WHAT YOU WILL DO: Begin at the line containing "Convert this screenshot" and copy exactly through the last line of the listing, skipping every picture.

DATASET CONTENT:

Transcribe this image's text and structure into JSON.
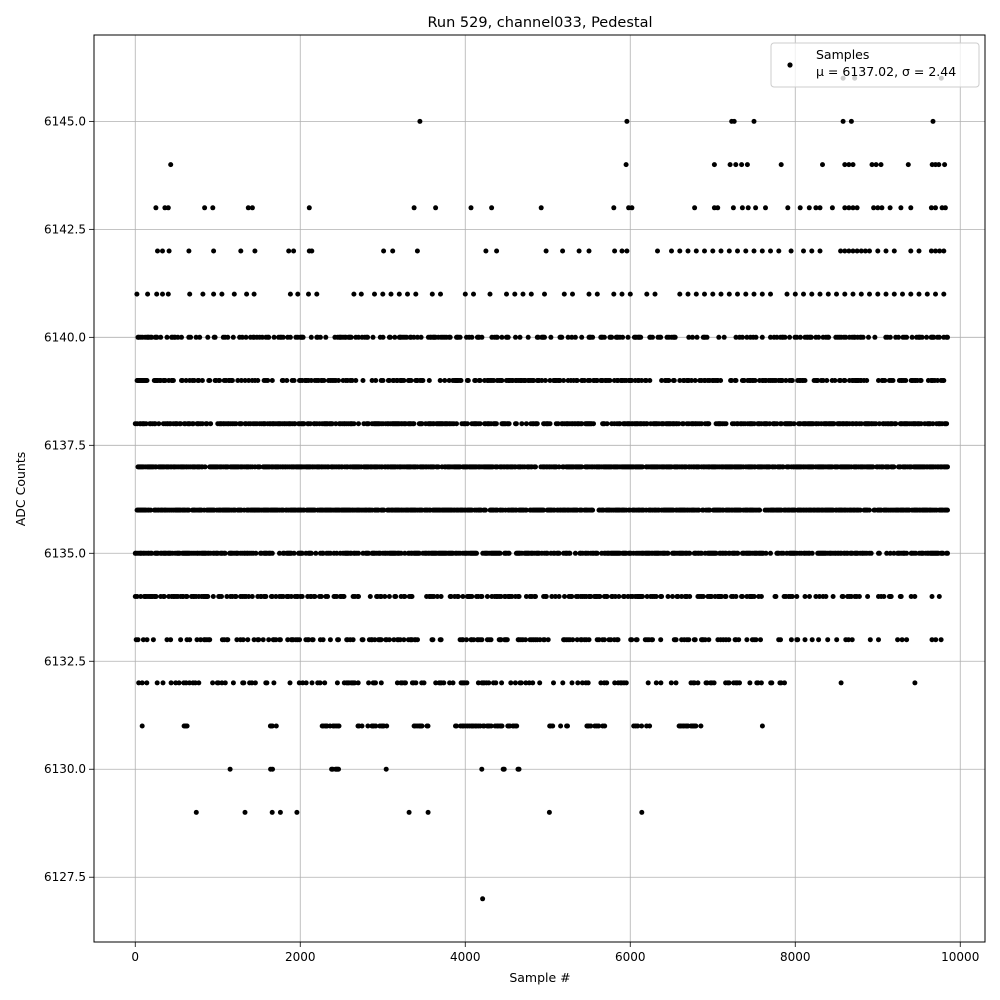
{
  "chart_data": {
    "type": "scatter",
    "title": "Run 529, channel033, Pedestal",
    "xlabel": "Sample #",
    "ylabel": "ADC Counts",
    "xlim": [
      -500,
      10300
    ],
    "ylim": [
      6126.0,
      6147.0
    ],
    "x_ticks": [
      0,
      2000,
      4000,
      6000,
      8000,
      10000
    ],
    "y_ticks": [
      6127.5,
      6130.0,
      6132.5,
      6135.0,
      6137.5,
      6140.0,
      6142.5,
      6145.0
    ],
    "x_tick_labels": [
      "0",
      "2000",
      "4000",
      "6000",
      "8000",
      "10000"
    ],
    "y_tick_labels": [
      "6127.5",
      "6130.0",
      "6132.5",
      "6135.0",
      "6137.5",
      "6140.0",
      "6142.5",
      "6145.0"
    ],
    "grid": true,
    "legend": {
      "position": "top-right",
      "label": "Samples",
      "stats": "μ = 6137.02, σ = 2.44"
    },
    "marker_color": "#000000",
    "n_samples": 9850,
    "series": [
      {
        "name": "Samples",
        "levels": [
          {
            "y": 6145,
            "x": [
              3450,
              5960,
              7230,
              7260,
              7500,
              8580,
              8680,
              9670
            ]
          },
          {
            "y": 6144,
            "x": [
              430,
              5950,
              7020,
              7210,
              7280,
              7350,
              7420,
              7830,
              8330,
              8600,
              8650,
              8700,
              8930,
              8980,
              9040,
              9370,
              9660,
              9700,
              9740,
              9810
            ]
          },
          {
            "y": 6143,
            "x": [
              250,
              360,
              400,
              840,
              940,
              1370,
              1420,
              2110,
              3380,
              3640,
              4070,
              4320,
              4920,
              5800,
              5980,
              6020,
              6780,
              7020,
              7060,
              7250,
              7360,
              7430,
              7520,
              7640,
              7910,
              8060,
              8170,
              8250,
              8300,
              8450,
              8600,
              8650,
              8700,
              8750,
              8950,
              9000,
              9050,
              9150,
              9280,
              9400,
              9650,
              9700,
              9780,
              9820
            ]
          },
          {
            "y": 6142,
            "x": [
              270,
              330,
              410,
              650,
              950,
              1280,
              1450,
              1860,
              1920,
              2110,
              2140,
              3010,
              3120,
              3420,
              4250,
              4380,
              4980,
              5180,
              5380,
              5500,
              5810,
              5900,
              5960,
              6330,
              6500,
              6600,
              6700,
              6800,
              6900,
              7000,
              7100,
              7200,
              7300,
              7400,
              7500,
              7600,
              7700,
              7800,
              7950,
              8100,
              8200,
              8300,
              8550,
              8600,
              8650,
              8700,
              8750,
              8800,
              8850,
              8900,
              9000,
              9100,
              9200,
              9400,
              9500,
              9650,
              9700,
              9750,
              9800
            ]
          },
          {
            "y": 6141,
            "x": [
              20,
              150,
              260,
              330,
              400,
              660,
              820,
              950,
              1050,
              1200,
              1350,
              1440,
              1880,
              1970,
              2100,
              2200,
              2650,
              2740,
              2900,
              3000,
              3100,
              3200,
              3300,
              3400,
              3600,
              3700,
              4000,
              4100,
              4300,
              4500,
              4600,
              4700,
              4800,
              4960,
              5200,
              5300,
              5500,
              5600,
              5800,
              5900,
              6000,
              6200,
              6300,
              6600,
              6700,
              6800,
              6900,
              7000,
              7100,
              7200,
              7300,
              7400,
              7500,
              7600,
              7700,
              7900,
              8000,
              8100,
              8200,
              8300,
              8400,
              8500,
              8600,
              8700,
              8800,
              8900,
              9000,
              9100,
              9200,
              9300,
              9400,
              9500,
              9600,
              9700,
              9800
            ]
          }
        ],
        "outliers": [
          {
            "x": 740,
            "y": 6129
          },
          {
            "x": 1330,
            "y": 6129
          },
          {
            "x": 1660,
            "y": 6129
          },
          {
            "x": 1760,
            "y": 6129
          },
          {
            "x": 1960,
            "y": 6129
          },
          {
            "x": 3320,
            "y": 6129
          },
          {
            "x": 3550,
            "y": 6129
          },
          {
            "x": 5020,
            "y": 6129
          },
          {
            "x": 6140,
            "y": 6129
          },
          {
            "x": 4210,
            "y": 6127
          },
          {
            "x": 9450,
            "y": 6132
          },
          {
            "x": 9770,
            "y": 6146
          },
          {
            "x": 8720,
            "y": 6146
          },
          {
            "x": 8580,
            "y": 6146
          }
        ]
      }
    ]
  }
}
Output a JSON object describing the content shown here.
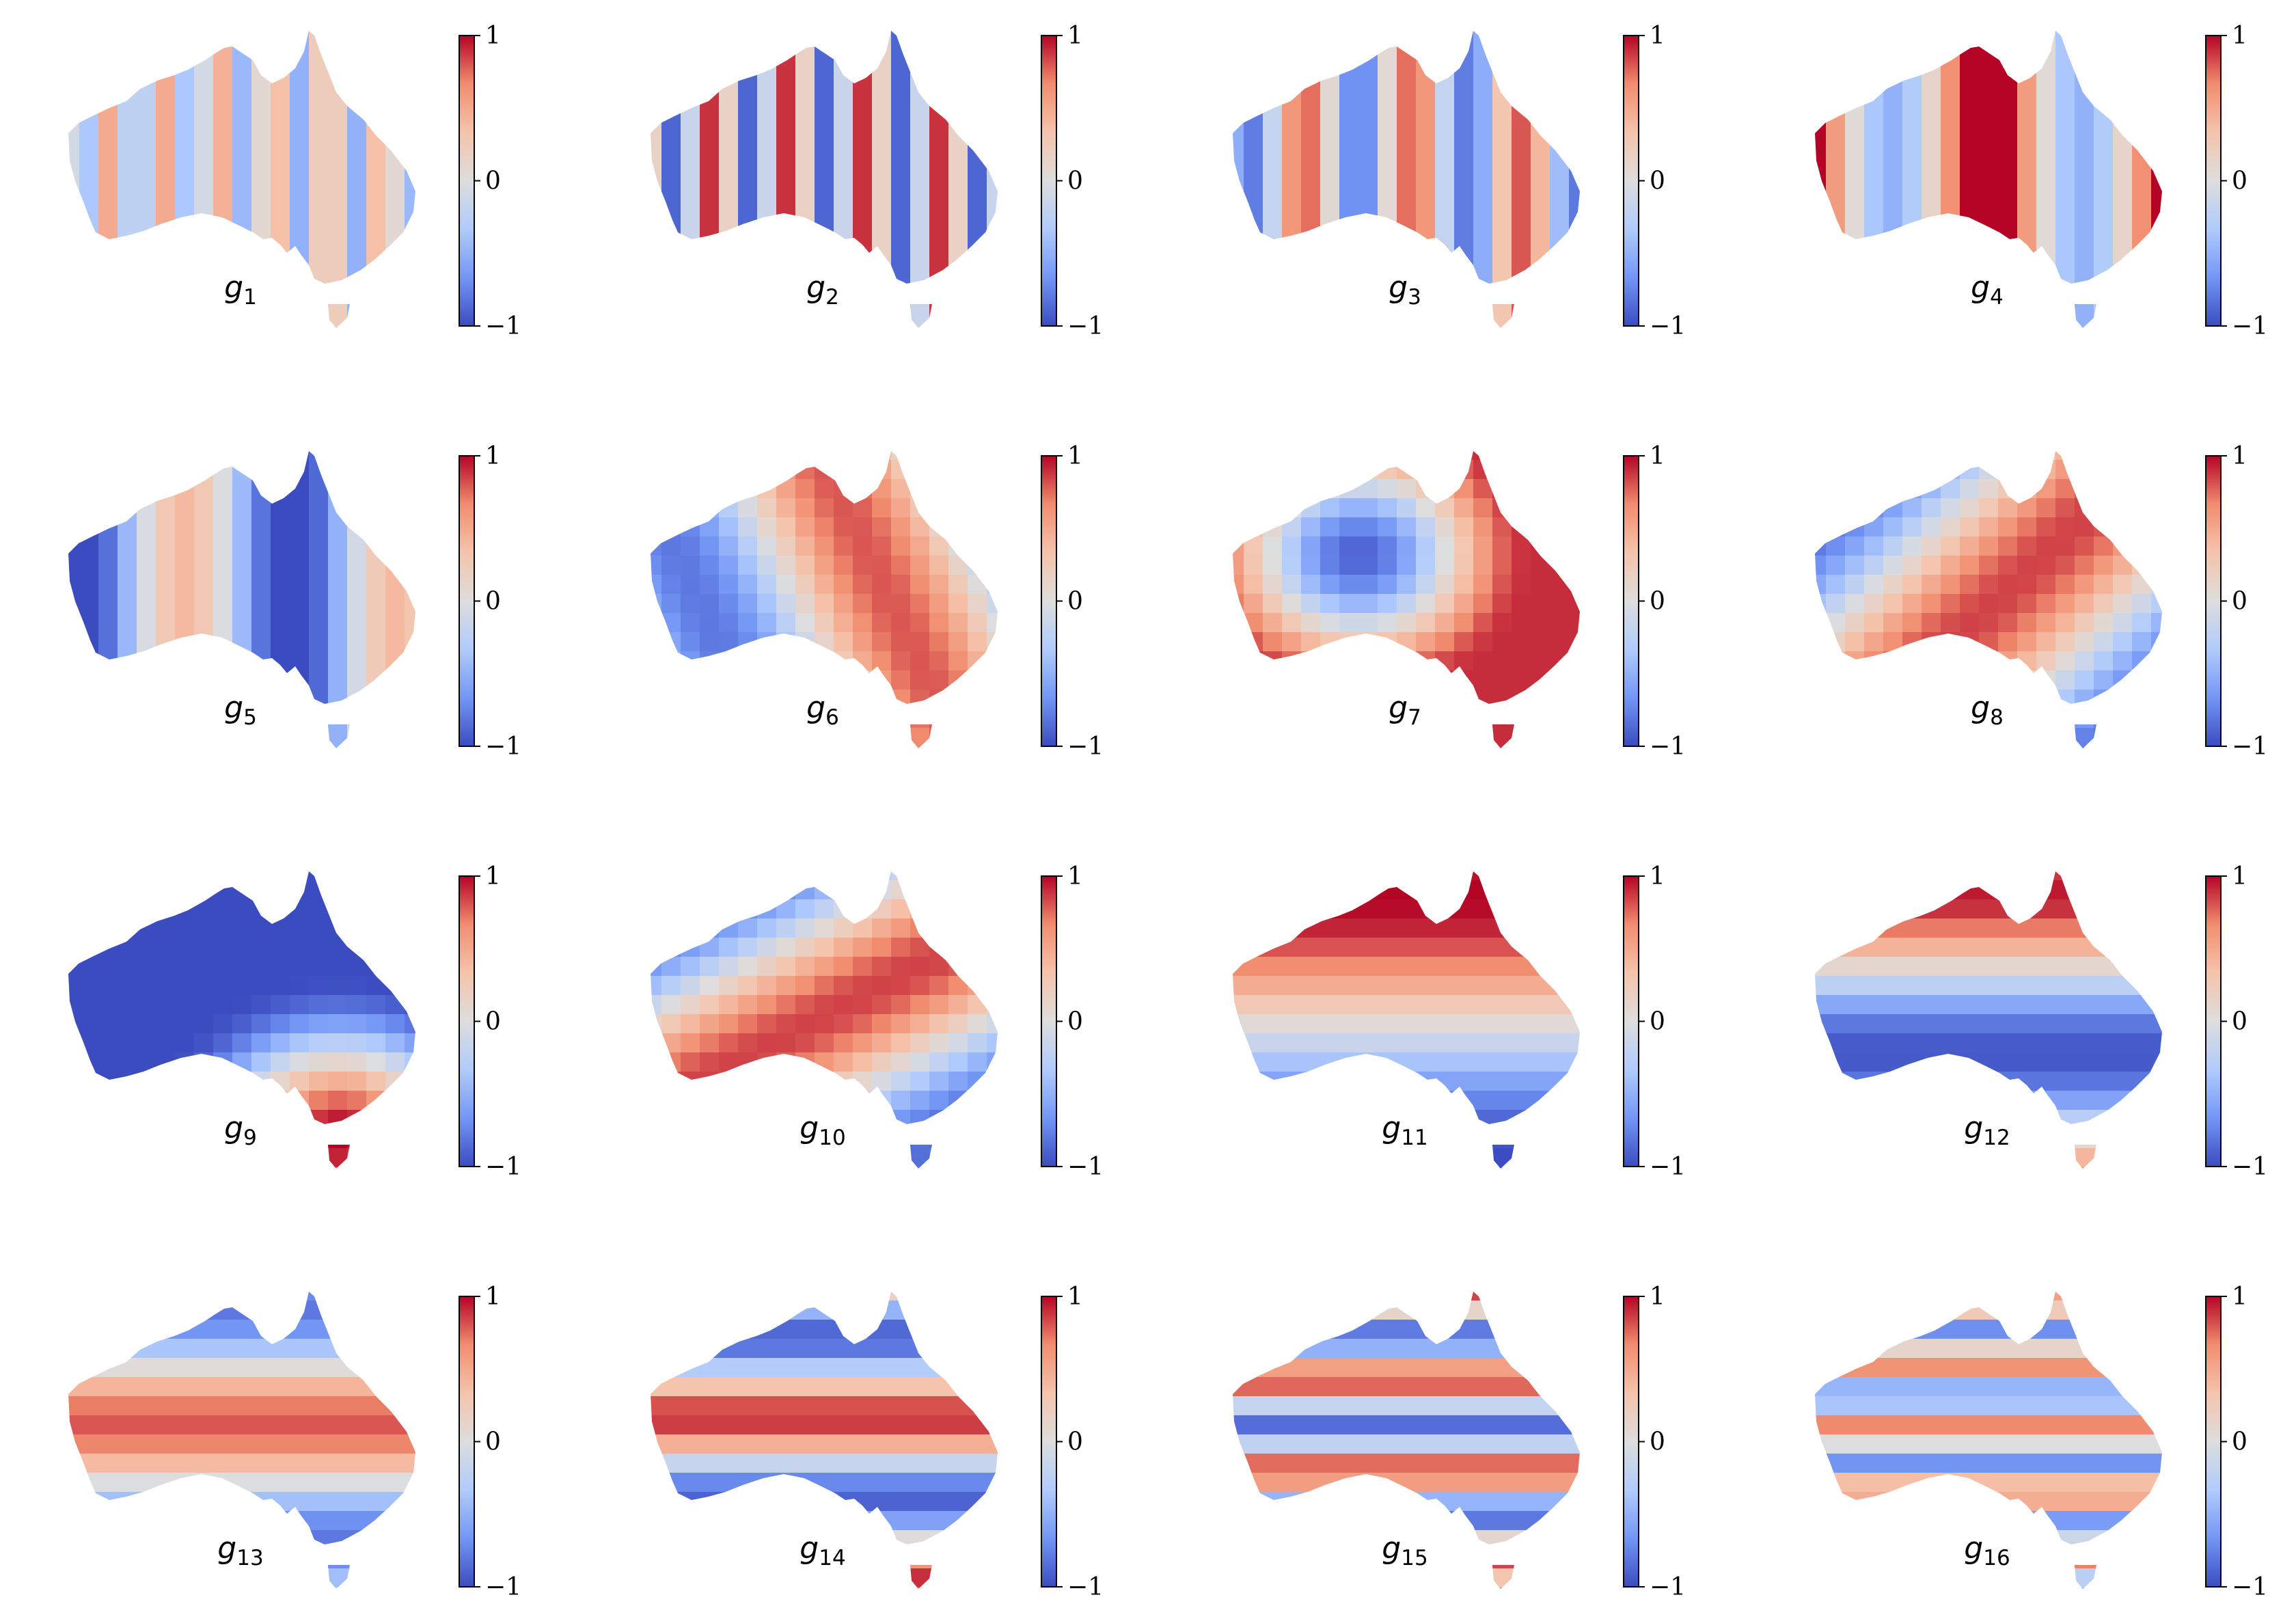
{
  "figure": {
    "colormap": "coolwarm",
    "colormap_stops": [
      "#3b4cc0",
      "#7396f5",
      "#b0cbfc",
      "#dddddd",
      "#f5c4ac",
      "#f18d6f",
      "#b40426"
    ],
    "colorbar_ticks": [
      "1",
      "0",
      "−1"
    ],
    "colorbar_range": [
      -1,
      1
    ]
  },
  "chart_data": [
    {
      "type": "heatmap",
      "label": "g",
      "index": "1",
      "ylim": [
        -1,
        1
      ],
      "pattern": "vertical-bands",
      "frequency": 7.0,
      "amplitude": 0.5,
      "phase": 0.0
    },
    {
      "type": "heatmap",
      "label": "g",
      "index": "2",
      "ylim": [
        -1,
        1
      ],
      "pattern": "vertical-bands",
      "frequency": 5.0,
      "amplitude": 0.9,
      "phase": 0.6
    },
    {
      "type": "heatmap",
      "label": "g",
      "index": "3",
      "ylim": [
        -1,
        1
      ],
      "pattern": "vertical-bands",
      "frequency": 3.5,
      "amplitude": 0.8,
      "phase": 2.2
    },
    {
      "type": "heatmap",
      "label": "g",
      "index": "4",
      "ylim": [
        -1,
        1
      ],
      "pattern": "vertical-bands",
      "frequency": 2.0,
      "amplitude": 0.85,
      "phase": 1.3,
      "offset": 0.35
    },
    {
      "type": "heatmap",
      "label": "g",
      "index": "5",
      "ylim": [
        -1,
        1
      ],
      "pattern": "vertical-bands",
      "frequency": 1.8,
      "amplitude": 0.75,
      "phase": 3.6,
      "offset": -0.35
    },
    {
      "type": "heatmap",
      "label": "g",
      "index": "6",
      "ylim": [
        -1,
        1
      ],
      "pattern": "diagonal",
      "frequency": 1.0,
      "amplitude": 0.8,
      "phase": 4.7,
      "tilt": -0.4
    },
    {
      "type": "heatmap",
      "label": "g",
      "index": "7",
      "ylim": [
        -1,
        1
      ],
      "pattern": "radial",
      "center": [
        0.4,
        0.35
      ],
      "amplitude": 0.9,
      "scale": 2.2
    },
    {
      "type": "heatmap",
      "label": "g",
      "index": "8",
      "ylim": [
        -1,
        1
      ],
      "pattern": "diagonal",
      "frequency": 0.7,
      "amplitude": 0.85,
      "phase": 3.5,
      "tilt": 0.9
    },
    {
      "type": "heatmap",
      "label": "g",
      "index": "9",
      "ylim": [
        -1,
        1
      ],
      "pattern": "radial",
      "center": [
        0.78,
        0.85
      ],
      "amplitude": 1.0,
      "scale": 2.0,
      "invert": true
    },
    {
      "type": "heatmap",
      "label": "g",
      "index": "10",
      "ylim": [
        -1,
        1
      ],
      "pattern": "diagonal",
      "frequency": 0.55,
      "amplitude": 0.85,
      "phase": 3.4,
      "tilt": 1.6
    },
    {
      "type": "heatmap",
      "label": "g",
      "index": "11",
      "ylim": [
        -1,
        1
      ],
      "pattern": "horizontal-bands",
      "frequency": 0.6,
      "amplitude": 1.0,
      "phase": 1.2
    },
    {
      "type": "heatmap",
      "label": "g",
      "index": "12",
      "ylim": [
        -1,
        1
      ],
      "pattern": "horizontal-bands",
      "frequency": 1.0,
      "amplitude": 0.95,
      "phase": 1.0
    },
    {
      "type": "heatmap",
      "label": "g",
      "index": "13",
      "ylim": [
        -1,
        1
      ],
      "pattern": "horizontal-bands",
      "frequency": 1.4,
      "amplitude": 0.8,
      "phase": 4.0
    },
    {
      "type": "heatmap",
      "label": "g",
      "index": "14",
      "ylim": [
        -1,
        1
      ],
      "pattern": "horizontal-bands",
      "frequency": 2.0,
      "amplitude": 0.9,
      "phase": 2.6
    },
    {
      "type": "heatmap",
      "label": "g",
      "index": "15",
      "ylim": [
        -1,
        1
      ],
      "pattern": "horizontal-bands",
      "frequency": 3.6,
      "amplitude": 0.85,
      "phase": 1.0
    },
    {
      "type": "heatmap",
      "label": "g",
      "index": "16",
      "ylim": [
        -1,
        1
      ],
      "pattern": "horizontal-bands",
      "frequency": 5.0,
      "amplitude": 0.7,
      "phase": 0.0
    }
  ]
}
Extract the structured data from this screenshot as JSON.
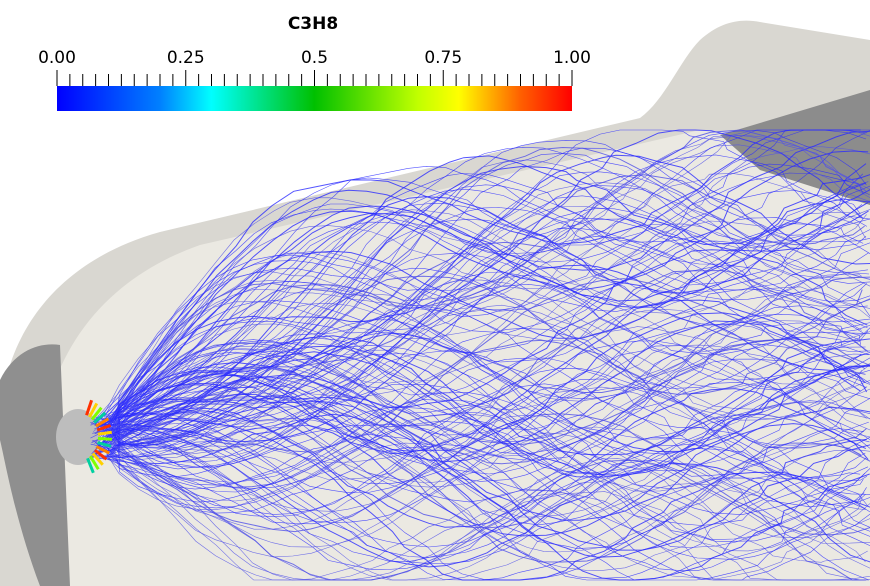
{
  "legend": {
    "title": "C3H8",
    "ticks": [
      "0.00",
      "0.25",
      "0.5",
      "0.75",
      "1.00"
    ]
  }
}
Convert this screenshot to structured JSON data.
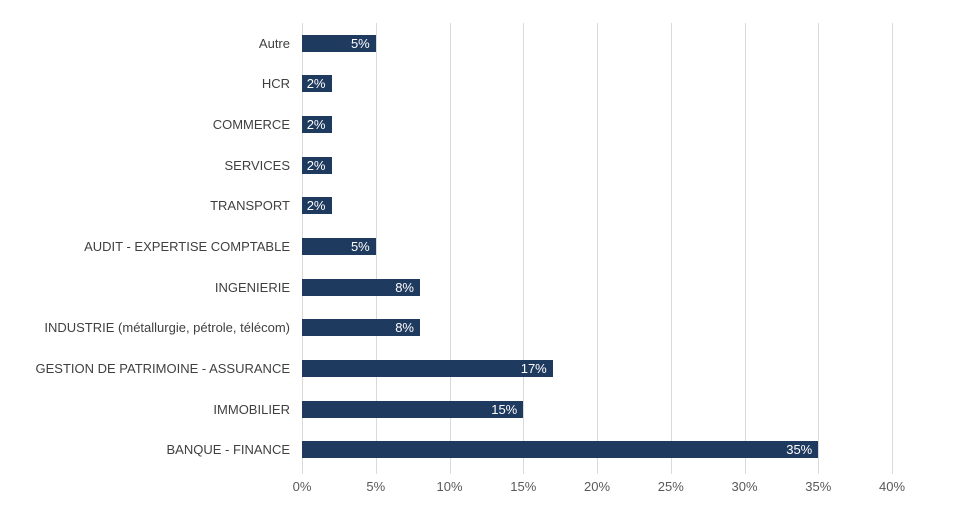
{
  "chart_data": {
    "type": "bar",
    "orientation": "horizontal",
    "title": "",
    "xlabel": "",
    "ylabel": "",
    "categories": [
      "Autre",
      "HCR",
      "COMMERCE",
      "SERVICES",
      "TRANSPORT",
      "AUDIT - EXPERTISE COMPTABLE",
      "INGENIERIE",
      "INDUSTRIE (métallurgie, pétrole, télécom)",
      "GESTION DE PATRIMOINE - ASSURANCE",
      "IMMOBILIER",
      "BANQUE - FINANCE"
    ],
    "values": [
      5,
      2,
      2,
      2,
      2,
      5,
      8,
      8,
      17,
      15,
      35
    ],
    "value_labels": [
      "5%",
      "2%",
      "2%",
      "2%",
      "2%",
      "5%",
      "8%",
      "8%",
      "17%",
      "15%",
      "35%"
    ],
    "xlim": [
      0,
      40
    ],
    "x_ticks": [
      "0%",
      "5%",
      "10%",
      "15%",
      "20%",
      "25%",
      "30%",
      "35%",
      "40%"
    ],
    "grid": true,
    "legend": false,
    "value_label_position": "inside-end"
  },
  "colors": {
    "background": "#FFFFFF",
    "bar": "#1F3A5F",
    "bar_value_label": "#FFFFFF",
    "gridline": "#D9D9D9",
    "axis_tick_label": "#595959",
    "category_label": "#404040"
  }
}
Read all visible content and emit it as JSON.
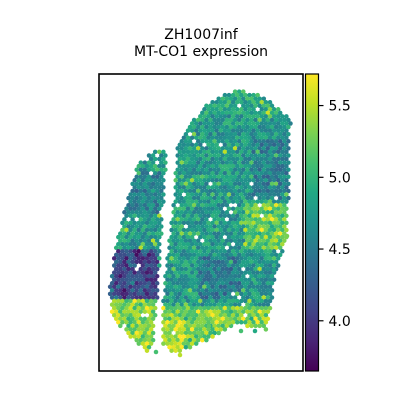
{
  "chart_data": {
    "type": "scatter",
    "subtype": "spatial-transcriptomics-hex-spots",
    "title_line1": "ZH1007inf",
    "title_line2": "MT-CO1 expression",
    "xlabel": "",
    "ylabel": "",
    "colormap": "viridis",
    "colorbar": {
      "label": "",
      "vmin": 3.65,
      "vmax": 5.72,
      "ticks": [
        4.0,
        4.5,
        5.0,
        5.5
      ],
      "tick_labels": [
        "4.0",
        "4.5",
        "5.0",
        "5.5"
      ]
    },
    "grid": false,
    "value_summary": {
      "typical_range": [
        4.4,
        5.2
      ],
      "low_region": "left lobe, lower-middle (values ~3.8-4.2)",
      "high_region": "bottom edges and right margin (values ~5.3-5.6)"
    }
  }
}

ANSWER TO THE EXERCISE:
Convert this screenshot to structured JSON data.
{
  "chart_data": {
    "type": "bar",
    "orientation": "horizontal",
    "title": "",
    "xlabel": "",
    "ylabel": "",
    "categories": [
      "Autre",
      "HCR",
      "COMMERCE",
      "SERVICES",
      "TRANSPORT",
      "AUDIT - EXPERTISE COMPTABLE",
      "INGENIERIE",
      "INDUSTRIE (métallurgie, pétrole, télécom)",
      "GESTION DE PATRIMOINE - ASSURANCE",
      "IMMOBILIER",
      "BANQUE - FINANCE"
    ],
    "values": [
      5,
      2,
      2,
      2,
      2,
      5,
      8,
      8,
      17,
      15,
      35
    ],
    "value_labels": [
      "5%",
      "2%",
      "2%",
      "2%",
      "2%",
      "5%",
      "8%",
      "8%",
      "17%",
      "15%",
      "35%"
    ],
    "xlim": [
      0,
      40
    ],
    "x_ticks": [
      "0%",
      "5%",
      "10%",
      "15%",
      "20%",
      "25%",
      "30%",
      "35%",
      "40%"
    ],
    "grid": true,
    "legend": false,
    "value_label_position": "inside-end"
  },
  "colors": {
    "background": "#FFFFFF",
    "bar": "#1F3A5F",
    "bar_value_label": "#FFFFFF",
    "gridline": "#D9D9D9",
    "axis_tick_label": "#595959",
    "category_label": "#404040"
  }
}
Read all visible content and emit it as JSON.
{
  "chart_data": {
    "type": "scatter",
    "subtype": "spatial-transcriptomics-hex-spots",
    "title_line1": "ZH1007inf",
    "title_line2": "MT-CO1 expression",
    "xlabel": "",
    "ylabel": "",
    "colormap": "viridis",
    "colorbar": {
      "label": "",
      "vmin": 3.65,
      "vmax": 5.72,
      "ticks": [
        4.0,
        4.5,
        5.0,
        5.5
      ],
      "tick_labels": [
        "4.0",
        "4.5",
        "5.0",
        "5.5"
      ]
    },
    "grid": false,
    "value_summary": {
      "typical_range": [
        4.4,
        5.2
      ],
      "low_region": "left lobe, lower-middle (values ~3.8-4.2)",
      "high_region": "bottom edges and right margin (values ~5.3-5.6)"
    }
  }
}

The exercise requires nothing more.